Task statement - Count every line of the listing where the string "Провести" occurs, and reply with the count alone.

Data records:
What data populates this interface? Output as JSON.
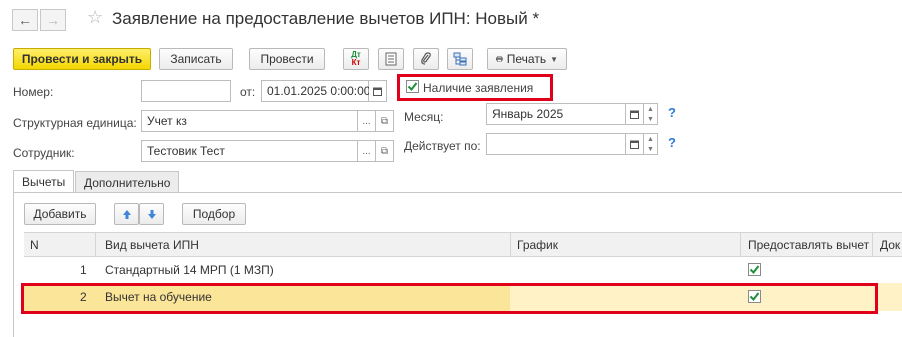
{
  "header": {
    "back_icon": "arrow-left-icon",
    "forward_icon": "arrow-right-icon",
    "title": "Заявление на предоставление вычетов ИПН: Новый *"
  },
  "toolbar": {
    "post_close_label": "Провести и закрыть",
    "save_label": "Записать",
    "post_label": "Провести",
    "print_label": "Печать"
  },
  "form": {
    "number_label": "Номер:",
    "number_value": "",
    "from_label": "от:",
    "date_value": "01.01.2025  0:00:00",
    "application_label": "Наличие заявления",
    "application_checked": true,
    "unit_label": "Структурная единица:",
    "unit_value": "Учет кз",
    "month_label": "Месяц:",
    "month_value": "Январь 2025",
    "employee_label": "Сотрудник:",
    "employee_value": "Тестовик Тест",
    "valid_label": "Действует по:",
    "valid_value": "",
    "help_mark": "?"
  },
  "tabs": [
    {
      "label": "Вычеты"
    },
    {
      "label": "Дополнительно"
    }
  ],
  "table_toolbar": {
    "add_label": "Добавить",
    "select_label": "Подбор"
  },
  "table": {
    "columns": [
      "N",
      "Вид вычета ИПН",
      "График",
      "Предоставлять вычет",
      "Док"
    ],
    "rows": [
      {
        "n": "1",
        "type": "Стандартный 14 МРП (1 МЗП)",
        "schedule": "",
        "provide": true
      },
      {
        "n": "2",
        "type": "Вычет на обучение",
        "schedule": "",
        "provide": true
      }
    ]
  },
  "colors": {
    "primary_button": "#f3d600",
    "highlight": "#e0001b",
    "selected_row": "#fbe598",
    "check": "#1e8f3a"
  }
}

Answer to the problem - 2